=== SUPPLIED DATA ===
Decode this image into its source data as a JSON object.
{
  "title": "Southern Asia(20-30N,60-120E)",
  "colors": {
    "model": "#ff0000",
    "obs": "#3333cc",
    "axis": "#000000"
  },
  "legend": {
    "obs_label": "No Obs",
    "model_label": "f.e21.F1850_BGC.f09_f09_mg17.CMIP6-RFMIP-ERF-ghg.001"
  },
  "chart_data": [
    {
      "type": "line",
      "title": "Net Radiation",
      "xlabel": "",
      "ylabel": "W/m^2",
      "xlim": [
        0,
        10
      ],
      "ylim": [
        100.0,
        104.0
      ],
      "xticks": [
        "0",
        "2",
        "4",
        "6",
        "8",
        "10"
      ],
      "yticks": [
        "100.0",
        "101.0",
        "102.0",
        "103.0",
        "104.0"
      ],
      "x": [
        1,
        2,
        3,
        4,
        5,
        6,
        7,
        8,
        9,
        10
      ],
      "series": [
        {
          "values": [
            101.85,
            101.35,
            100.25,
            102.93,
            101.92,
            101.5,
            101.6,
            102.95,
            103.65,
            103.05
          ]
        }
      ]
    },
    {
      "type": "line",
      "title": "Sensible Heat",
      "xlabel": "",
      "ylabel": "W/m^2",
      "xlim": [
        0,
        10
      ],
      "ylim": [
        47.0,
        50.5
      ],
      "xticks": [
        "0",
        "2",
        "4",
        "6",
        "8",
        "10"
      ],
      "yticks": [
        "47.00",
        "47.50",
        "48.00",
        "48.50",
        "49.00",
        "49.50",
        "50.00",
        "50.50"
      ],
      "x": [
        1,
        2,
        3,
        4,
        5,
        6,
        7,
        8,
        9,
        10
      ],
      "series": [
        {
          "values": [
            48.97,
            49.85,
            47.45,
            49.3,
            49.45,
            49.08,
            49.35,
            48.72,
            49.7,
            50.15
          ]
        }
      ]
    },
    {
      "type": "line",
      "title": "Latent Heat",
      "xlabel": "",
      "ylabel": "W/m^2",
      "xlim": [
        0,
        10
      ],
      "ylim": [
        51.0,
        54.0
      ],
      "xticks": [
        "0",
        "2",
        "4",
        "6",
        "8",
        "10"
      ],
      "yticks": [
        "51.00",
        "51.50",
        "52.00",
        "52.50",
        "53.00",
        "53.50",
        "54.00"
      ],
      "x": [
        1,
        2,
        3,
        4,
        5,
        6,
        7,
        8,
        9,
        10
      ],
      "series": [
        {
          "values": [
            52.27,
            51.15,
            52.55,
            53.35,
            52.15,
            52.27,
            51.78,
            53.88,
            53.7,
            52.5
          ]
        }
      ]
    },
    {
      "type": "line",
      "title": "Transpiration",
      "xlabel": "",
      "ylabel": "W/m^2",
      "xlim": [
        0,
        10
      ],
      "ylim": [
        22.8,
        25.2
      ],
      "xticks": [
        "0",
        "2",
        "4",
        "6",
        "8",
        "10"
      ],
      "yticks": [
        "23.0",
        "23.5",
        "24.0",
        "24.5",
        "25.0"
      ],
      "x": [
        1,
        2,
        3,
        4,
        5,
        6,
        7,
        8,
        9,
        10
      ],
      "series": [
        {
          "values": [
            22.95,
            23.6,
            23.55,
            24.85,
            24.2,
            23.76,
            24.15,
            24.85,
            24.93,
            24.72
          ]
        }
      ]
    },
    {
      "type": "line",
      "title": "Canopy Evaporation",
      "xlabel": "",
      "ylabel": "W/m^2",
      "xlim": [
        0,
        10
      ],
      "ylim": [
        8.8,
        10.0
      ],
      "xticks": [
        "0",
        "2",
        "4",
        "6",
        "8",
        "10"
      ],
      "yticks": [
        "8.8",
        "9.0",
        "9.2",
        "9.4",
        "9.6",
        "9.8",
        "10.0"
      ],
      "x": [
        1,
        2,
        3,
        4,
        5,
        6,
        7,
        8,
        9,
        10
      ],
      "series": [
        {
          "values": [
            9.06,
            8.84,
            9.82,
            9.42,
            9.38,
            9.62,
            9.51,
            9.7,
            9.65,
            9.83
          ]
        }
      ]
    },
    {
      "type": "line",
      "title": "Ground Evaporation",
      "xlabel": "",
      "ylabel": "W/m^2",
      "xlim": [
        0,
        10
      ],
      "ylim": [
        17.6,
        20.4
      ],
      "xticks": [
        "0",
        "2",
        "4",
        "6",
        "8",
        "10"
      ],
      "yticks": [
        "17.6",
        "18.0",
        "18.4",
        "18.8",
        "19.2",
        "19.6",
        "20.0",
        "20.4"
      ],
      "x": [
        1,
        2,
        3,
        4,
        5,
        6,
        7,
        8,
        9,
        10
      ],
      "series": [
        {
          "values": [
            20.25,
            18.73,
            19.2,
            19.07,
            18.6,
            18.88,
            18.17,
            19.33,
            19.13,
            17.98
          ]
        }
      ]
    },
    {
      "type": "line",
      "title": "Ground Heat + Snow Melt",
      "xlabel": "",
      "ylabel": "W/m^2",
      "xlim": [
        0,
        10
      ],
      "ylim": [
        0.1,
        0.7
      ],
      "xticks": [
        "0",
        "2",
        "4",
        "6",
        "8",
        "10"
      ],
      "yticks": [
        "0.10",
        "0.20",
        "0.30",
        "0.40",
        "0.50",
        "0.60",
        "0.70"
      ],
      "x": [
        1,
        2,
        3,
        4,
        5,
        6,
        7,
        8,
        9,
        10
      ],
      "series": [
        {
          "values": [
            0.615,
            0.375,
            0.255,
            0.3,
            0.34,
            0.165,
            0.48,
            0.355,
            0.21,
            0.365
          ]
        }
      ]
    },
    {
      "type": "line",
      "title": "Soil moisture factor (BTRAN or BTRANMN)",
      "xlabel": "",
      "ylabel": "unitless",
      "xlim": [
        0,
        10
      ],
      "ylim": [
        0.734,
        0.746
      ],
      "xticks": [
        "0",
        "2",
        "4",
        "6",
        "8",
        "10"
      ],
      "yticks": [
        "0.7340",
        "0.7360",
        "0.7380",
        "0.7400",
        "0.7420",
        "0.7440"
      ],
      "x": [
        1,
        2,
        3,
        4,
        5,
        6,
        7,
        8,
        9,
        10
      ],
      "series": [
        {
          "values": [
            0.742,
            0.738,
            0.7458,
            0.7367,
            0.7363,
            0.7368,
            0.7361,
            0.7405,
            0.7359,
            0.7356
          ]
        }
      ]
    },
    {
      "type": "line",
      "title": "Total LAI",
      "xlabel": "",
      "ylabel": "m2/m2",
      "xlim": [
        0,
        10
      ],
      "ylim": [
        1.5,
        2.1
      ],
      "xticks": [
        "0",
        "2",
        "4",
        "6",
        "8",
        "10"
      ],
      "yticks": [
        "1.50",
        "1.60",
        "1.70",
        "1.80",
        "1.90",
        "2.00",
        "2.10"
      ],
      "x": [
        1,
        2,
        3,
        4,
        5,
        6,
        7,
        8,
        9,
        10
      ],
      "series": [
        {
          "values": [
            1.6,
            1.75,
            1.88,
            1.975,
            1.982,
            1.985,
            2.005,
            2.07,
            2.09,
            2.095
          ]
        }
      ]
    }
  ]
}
===
* _TASK DETAILS_
Among the lines of the material above, how many include the string "Evaporation"? Report only that number.

* _EXERCISE OUTPUT_
2